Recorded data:

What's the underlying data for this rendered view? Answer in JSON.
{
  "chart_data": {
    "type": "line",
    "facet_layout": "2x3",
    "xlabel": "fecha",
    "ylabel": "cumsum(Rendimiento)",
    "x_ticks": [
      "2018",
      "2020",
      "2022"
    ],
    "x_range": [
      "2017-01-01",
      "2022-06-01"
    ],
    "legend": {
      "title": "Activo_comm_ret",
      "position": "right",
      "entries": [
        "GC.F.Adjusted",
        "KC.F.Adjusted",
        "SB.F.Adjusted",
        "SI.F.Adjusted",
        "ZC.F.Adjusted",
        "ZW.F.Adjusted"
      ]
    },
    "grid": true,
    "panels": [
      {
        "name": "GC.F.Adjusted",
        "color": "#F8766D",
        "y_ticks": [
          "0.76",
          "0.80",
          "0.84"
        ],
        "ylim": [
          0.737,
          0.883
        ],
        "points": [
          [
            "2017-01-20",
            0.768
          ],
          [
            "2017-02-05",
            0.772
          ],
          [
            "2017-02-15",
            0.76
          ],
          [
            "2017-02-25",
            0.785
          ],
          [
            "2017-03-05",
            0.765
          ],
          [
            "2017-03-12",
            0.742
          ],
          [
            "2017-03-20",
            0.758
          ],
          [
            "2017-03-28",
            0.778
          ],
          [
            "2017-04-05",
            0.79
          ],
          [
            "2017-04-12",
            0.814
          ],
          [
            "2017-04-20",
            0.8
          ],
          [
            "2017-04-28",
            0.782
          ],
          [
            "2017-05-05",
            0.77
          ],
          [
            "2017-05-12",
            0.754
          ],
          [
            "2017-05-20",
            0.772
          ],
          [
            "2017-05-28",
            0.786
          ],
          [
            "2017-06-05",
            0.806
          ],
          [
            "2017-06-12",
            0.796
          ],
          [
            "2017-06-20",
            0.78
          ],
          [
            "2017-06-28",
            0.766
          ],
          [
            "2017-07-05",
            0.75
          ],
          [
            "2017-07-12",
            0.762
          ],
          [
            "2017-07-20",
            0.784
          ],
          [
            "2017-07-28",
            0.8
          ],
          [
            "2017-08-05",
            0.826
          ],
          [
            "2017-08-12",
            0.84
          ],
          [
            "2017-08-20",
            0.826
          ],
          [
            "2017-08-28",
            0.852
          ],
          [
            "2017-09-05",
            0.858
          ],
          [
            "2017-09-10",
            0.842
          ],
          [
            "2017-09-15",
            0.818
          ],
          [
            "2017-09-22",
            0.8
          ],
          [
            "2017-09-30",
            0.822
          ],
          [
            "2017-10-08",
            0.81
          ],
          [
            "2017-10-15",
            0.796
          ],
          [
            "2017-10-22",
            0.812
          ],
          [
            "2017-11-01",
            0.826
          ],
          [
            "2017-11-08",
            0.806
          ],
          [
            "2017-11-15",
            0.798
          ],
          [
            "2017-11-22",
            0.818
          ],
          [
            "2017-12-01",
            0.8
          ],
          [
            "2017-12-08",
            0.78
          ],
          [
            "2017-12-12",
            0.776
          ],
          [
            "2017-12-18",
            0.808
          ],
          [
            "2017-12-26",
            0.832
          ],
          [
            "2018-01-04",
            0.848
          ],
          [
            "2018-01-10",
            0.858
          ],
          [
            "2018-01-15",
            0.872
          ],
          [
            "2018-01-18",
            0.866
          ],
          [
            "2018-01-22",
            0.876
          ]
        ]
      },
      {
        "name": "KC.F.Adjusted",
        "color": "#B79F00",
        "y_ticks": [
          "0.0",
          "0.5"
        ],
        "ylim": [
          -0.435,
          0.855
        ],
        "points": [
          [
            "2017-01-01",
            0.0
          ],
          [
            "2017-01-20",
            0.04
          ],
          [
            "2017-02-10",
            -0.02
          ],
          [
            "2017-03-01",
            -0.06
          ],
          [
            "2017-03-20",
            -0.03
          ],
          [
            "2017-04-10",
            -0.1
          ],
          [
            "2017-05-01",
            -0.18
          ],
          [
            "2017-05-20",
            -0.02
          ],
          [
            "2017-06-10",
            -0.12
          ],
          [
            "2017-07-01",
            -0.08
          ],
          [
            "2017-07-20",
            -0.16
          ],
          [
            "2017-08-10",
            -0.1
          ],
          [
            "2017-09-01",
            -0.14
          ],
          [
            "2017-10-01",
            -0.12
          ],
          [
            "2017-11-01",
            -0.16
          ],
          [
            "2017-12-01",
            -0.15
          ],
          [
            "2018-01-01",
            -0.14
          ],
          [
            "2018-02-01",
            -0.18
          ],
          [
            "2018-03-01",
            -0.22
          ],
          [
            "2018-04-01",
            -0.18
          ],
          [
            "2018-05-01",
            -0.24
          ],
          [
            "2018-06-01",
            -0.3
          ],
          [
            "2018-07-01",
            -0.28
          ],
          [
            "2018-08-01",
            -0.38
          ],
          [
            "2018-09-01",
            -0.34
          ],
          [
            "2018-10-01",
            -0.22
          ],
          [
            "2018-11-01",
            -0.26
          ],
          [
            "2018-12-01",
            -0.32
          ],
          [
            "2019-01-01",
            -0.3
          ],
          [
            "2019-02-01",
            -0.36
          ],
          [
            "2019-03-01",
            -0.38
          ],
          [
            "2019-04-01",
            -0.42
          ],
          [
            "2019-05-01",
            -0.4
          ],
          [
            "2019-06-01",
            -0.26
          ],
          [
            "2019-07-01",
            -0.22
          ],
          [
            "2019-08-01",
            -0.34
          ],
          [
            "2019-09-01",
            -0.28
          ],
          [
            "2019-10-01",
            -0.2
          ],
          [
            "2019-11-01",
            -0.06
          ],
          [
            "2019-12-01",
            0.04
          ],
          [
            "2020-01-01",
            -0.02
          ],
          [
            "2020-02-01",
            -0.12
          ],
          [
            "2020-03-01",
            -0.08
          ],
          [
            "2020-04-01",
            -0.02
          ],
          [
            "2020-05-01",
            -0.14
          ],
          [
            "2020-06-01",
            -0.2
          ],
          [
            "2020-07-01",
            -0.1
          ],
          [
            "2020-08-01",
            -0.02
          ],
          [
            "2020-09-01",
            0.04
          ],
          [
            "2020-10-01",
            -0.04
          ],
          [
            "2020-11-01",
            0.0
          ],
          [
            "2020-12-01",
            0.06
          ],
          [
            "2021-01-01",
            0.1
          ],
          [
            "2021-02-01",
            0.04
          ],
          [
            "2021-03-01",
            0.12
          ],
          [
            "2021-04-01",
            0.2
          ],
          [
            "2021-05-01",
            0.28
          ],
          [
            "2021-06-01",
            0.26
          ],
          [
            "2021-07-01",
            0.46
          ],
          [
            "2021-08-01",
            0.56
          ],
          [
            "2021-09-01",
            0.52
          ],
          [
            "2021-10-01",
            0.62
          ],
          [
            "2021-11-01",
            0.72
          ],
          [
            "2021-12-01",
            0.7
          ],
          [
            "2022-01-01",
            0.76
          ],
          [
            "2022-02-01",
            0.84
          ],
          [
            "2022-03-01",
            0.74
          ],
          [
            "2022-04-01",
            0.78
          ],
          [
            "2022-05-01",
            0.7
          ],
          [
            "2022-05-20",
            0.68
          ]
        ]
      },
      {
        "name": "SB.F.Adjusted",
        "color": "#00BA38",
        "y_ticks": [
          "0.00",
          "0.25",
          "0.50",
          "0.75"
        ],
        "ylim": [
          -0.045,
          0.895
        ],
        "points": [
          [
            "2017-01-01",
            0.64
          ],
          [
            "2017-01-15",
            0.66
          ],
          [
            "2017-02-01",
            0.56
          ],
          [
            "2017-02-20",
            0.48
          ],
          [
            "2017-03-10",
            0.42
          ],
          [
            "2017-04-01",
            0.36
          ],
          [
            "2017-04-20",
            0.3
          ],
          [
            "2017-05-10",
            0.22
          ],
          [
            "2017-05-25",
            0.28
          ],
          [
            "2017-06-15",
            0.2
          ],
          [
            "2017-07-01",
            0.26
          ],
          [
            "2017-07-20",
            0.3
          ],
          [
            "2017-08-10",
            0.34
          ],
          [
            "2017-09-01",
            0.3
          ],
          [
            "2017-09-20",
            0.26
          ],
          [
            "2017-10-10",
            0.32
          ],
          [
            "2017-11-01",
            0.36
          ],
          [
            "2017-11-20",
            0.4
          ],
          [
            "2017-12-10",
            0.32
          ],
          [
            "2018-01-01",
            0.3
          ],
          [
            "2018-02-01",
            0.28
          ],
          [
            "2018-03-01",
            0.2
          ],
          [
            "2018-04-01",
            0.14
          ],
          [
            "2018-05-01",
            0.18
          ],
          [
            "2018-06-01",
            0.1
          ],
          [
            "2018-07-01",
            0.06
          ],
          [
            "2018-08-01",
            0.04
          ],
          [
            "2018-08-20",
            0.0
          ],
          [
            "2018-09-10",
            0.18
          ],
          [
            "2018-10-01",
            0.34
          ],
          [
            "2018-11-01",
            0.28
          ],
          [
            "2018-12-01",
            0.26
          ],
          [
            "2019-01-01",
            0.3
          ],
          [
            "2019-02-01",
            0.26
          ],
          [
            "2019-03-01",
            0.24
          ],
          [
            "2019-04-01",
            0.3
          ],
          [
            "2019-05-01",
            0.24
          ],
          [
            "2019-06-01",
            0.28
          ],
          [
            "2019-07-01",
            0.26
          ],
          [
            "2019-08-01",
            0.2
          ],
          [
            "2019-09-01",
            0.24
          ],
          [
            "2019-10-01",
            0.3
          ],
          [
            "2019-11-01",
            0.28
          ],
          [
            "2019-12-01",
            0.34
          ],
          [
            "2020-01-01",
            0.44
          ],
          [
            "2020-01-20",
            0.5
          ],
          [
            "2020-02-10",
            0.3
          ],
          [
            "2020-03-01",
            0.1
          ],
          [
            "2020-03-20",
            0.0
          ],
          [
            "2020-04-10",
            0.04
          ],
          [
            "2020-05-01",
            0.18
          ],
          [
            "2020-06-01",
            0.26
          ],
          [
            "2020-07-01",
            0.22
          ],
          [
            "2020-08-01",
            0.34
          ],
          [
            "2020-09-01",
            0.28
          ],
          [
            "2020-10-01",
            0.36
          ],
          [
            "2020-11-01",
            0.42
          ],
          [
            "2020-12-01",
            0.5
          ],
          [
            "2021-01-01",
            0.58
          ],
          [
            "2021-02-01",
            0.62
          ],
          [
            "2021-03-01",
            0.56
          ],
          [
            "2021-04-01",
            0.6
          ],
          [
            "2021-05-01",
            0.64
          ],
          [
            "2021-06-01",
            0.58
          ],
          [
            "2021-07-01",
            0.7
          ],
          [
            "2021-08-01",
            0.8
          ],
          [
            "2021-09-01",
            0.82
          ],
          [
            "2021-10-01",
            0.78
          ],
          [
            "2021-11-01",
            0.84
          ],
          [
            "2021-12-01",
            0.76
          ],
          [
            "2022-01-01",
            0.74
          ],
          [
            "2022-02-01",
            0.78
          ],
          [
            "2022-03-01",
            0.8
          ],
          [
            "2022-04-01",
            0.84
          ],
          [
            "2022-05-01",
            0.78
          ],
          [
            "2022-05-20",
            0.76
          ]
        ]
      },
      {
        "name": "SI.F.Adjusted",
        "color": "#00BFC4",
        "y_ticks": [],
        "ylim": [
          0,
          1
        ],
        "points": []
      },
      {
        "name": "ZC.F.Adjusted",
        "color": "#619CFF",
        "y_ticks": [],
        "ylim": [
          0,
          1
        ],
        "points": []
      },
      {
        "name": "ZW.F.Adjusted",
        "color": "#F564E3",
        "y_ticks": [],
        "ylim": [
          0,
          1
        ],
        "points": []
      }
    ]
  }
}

### [Task brief]
Gather from the data above every line with the string "color".

### [Result]
        "color": "#F8766D",
        "color": "#B79F00",
        "color": "#00BA38",
        "color": "#00BFC4",
        "color": "#619CFF",
        "color": "#F564E3",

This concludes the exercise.